▸ Dataset rows
--- Start ---
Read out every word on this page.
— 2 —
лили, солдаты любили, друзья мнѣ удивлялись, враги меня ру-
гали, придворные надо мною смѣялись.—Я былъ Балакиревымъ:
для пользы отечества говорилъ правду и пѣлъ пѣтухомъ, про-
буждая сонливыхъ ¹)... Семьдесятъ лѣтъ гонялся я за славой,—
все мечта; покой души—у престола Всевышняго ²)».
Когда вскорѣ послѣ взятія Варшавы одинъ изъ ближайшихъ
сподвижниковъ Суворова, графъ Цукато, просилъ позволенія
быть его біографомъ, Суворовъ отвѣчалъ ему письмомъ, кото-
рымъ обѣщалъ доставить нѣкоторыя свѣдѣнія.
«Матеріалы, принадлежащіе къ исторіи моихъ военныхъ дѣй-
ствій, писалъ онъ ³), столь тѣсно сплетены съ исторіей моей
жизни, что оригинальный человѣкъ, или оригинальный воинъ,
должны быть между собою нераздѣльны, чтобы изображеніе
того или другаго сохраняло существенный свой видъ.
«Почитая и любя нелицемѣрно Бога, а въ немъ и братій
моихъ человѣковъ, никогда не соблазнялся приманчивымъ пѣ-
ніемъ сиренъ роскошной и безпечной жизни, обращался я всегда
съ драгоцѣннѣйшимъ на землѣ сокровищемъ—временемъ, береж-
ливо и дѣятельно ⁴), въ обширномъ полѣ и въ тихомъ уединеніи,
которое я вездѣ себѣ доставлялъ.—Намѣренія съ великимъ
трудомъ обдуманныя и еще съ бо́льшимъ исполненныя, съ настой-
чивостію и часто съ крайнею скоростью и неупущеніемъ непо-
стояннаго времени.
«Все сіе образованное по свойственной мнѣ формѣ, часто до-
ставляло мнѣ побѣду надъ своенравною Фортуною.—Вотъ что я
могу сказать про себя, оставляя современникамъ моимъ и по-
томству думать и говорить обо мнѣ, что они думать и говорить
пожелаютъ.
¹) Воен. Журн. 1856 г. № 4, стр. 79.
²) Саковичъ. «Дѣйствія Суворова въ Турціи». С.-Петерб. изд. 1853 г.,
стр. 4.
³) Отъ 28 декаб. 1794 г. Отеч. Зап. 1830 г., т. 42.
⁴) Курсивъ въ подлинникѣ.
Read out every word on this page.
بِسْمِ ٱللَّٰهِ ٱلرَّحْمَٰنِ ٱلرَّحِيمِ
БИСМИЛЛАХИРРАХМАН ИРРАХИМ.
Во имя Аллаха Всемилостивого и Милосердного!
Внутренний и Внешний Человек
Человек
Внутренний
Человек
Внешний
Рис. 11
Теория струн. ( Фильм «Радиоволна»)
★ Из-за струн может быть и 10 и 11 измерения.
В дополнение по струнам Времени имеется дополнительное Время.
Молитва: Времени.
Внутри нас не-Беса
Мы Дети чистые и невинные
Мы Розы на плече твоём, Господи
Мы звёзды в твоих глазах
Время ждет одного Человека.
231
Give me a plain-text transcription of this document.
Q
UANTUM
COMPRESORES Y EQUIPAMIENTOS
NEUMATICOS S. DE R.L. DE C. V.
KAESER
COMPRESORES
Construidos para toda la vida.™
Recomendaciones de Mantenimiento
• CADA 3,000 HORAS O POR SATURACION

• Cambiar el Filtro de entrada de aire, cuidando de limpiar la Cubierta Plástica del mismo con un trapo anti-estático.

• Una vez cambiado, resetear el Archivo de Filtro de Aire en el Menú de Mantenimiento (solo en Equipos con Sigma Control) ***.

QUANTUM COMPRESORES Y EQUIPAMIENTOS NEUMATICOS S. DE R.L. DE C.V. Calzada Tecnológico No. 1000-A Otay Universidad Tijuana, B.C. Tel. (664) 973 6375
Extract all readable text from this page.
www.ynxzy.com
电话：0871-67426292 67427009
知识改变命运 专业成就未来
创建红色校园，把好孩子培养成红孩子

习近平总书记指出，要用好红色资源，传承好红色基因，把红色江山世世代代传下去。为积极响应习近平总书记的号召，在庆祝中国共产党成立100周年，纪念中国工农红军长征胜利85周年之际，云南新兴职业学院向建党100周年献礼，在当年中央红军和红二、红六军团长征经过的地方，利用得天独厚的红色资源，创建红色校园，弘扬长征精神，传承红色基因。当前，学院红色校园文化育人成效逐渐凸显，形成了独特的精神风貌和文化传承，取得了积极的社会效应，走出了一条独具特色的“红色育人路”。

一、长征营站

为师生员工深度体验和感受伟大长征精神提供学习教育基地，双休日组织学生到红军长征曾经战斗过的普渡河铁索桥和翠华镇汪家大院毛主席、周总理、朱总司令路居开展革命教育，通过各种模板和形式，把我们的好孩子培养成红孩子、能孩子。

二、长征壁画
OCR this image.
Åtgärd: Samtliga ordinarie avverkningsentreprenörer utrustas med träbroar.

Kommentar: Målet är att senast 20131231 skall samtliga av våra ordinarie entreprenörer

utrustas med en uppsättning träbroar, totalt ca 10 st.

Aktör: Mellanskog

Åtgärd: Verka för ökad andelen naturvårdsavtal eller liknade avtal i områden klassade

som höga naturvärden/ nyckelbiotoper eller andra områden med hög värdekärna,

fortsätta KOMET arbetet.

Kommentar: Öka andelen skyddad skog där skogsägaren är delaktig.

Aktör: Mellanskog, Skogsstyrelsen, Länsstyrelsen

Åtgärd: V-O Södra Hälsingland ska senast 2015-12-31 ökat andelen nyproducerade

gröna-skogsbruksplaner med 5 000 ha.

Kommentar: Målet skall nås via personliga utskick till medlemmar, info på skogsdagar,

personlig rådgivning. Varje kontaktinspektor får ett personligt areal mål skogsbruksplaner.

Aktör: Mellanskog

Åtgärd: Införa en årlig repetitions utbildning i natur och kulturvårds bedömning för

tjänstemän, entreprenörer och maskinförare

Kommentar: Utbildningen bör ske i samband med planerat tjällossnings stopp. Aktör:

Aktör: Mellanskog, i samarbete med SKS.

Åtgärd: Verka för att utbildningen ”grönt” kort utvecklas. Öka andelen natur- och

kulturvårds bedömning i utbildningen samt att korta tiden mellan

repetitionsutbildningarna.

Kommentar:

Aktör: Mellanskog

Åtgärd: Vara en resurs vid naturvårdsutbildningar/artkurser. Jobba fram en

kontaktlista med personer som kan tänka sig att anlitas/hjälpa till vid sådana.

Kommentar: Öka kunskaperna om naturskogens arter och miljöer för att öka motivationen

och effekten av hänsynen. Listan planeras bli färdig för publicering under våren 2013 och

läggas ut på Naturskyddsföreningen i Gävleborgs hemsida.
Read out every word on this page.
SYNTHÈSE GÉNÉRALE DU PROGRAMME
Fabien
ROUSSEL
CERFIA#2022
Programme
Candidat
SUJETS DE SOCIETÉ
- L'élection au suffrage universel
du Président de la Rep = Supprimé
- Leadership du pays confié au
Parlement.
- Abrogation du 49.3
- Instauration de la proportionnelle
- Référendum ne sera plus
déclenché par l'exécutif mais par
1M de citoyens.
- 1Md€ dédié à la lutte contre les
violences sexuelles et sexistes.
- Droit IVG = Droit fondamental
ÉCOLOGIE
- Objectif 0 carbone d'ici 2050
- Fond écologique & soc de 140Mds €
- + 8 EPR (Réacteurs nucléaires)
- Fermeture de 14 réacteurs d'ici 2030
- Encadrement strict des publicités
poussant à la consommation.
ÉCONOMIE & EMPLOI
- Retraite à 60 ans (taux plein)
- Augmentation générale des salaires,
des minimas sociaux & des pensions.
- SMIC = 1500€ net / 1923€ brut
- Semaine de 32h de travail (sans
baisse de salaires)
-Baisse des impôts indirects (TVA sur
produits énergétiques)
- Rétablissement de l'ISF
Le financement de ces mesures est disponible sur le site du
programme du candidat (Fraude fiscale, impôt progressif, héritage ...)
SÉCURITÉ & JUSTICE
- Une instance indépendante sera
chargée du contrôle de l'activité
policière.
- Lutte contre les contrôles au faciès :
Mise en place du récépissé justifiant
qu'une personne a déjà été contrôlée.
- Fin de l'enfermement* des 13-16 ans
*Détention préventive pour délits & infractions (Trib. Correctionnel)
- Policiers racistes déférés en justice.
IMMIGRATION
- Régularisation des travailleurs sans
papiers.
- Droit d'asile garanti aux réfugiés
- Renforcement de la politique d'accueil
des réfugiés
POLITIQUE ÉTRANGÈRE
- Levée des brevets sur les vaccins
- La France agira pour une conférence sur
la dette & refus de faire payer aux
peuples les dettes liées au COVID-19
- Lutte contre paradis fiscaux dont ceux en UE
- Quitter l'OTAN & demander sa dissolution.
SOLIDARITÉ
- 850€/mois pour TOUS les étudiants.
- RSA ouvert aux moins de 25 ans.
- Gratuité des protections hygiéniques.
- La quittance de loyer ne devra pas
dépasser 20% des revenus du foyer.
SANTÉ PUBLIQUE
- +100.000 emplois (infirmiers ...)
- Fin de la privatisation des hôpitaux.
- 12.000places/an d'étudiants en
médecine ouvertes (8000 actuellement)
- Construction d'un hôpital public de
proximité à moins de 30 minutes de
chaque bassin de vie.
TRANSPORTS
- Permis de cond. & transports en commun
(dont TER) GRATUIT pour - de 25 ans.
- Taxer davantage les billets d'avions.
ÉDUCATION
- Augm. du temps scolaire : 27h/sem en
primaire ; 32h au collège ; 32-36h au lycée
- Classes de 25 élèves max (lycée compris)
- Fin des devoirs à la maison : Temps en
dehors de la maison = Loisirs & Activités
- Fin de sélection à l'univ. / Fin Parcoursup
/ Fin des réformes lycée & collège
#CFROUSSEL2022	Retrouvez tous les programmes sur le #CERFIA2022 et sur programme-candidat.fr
--- End ---
▸ Requirement
Which lines of the material contain the string "быть"? List each of them.

▸ Written response
быть его біографомъ, Суворовъ отвѣчалъ ему письмомъ, кото-
должны быть между собою нераздѣльны, чтобы изображеніе
★ Из-за струн может быть и 10 и 11 измерения.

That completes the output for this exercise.